(Records from a data source)
/---

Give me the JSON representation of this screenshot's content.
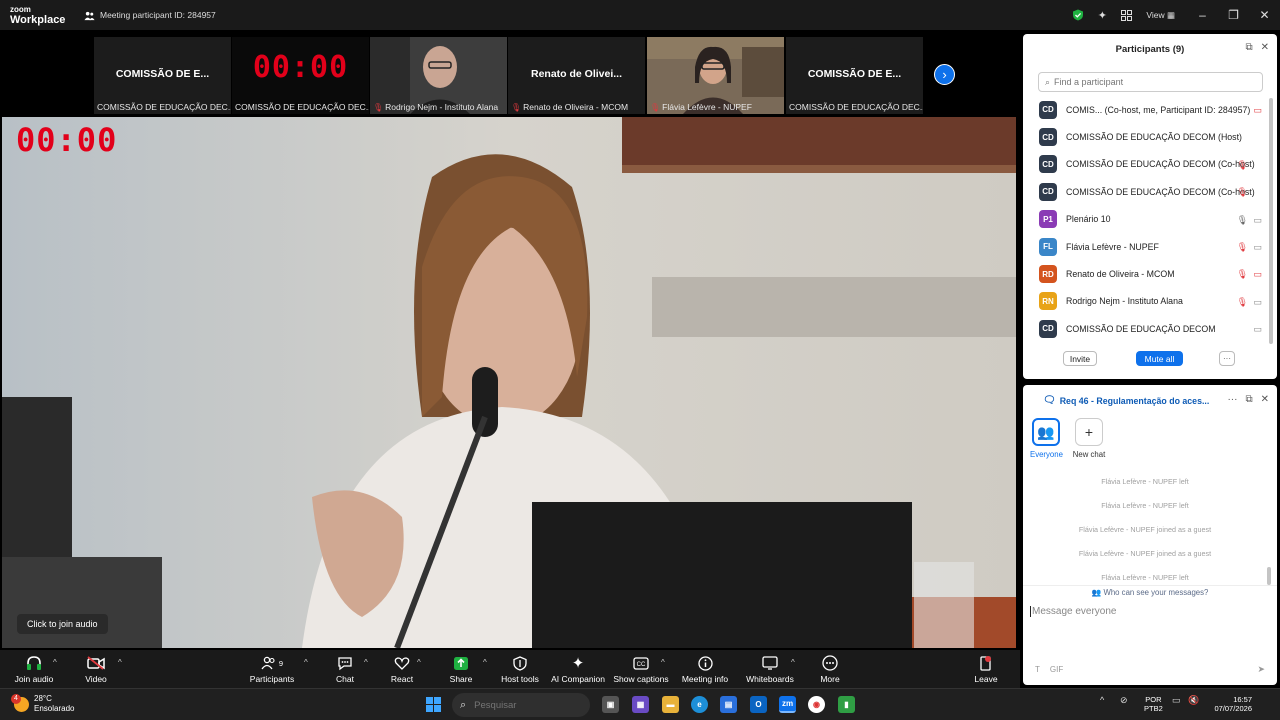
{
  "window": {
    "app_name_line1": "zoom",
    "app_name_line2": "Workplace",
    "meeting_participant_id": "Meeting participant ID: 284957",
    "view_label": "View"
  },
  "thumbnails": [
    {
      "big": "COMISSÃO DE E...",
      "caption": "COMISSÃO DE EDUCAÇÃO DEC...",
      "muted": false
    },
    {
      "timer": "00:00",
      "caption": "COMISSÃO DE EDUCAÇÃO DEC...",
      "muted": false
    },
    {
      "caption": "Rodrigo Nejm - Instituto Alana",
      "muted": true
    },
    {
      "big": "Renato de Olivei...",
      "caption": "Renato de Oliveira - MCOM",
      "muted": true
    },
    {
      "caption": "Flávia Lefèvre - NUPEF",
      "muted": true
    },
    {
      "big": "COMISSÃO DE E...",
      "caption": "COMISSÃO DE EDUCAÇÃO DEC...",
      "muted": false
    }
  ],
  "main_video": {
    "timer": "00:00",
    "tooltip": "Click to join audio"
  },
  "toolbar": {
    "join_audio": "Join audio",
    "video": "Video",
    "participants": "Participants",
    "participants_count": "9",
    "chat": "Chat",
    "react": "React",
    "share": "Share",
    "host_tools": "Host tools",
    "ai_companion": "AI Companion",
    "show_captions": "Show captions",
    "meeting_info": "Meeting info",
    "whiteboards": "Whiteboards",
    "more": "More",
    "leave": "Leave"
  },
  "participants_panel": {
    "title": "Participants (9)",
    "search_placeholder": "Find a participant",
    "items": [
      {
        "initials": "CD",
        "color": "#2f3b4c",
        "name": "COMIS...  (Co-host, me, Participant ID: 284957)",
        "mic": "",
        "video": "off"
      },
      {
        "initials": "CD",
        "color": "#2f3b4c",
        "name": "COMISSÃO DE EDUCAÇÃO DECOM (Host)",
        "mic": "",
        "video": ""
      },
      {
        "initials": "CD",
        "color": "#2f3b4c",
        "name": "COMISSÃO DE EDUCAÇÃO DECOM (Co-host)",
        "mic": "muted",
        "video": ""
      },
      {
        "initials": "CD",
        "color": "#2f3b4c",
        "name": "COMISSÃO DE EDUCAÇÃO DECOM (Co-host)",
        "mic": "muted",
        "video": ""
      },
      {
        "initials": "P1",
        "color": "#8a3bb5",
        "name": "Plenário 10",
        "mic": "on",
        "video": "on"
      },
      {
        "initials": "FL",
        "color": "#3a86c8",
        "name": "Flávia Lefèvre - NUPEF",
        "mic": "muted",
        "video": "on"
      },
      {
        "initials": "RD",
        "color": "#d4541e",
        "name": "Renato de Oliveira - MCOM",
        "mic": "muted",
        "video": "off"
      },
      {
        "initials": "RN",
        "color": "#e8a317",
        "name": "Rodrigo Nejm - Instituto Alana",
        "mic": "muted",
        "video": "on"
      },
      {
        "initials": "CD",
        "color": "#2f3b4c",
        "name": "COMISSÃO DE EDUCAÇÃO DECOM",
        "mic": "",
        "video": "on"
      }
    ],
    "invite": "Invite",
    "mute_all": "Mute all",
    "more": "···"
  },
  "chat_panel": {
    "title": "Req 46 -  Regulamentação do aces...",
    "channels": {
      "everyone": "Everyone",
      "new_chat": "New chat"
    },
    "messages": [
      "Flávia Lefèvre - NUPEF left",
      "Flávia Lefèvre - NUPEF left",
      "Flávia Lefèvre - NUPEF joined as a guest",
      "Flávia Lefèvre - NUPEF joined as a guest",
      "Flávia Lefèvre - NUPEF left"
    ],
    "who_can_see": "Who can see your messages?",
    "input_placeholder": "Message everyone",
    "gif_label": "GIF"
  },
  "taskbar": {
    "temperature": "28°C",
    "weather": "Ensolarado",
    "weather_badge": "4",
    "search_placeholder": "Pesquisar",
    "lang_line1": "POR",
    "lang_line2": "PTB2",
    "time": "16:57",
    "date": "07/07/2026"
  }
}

\---

* [CHALLENGE] Nothing in the entries above should change when they are printed again, except that the pictures are dropped.

* [RESPONSE TO THE EXERCISE]
Give me the JSON representation of this screenshot's content.
{
  "window": {
    "app_name_line1": "zoom",
    "app_name_line2": "Workplace",
    "meeting_participant_id": "Meeting participant ID: 284957",
    "view_label": "View"
  },
  "thumbnails": [
    {
      "big": "COMISSÃO DE E...",
      "caption": "COMISSÃO DE EDUCAÇÃO DEC...",
      "muted": false
    },
    {
      "timer": "00:00",
      "caption": "COMISSÃO DE EDUCAÇÃO DEC...",
      "muted": false
    },
    {
      "caption": "Rodrigo Nejm - Instituto Alana",
      "muted": true
    },
    {
      "big": "Renato de Olivei...",
      "caption": "Renato de Oliveira - MCOM",
      "muted": true
    },
    {
      "caption": "Flávia Lefèvre - NUPEF",
      "muted": true
    },
    {
      "big": "COMISSÃO DE E...",
      "caption": "COMISSÃO DE EDUCAÇÃO DEC...",
      "muted": false
    }
  ],
  "main_video": {
    "timer": "00:00",
    "tooltip": "Click to join audio"
  },
  "toolbar": {
    "join_audio": "Join audio",
    "video": "Video",
    "participants": "Participants",
    "participants_count": "9",
    "chat": "Chat",
    "react": "React",
    "share": "Share",
    "host_tools": "Host tools",
    "ai_companion": "AI Companion",
    "show_captions": "Show captions",
    "meeting_info": "Meeting info",
    "whiteboards": "Whiteboards",
    "more": "More",
    "leave": "Leave"
  },
  "participants_panel": {
    "title": "Participants (9)",
    "search_placeholder": "Find a participant",
    "items": [
      {
        "initials": "CD",
        "color": "#2f3b4c",
        "name": "COMIS...  (Co-host, me, Participant ID: 284957)",
        "mic": "",
        "video": "off"
      },
      {
        "initials": "CD",
        "color": "#2f3b4c",
        "name": "COMISSÃO DE EDUCAÇÃO DECOM (Host)",
        "mic": "",
        "video": ""
      },
      {
        "initials": "CD",
        "color": "#2f3b4c",
        "name": "COMISSÃO DE EDUCAÇÃO DECOM (Co-host)",
        "mic": "muted",
        "video": ""
      },
      {
        "initials": "CD",
        "color": "#2f3b4c",
        "name": "COMISSÃO DE EDUCAÇÃO DECOM (Co-host)",
        "mic": "muted",
        "video": ""
      },
      {
        "initials": "P1",
        "color": "#8a3bb5",
        "name": "Plenário 10",
        "mic": "on",
        "video": "on"
      },
      {
        "initials": "FL",
        "color": "#3a86c8",
        "name": "Flávia Lefèvre - NUPEF",
        "mic": "muted",
        "video": "on"
      },
      {
        "initials": "RD",
        "color": "#d4541e",
        "name": "Renato de Oliveira - MCOM",
        "mic": "muted",
        "video": "off"
      },
      {
        "initials": "RN",
        "color": "#e8a317",
        "name": "Rodrigo Nejm - Instituto Alana",
        "mic": "muted",
        "video": "on"
      },
      {
        "initials": "CD",
        "color": "#2f3b4c",
        "name": "COMISSÃO DE EDUCAÇÃO DECOM",
        "mic": "",
        "video": "on"
      }
    ],
    "invite": "Invite",
    "mute_all": "Mute all",
    "more": "···"
  },
  "chat_panel": {
    "title": "Req 46 -  Regulamentação do aces...",
    "channels": {
      "everyone": "Everyone",
      "new_chat": "New chat"
    },
    "messages": [
      "Flávia Lefèvre - NUPEF left",
      "Flávia Lefèvre - NUPEF left",
      "Flávia Lefèvre - NUPEF joined as a guest",
      "Flávia Lefèvre - NUPEF joined as a guest",
      "Flávia Lefèvre - NUPEF left"
    ],
    "who_can_see": "Who can see your messages?",
    "input_placeholder": "Message everyone",
    "gif_label": "GIF"
  },
  "taskbar": {
    "temperature": "28°C",
    "weather": "Ensolarado",
    "weather_badge": "4",
    "search_placeholder": "Pesquisar",
    "lang_line1": "POR",
    "lang_line2": "PTB2",
    "time": "16:57",
    "date": "07/07/2026"
  }
}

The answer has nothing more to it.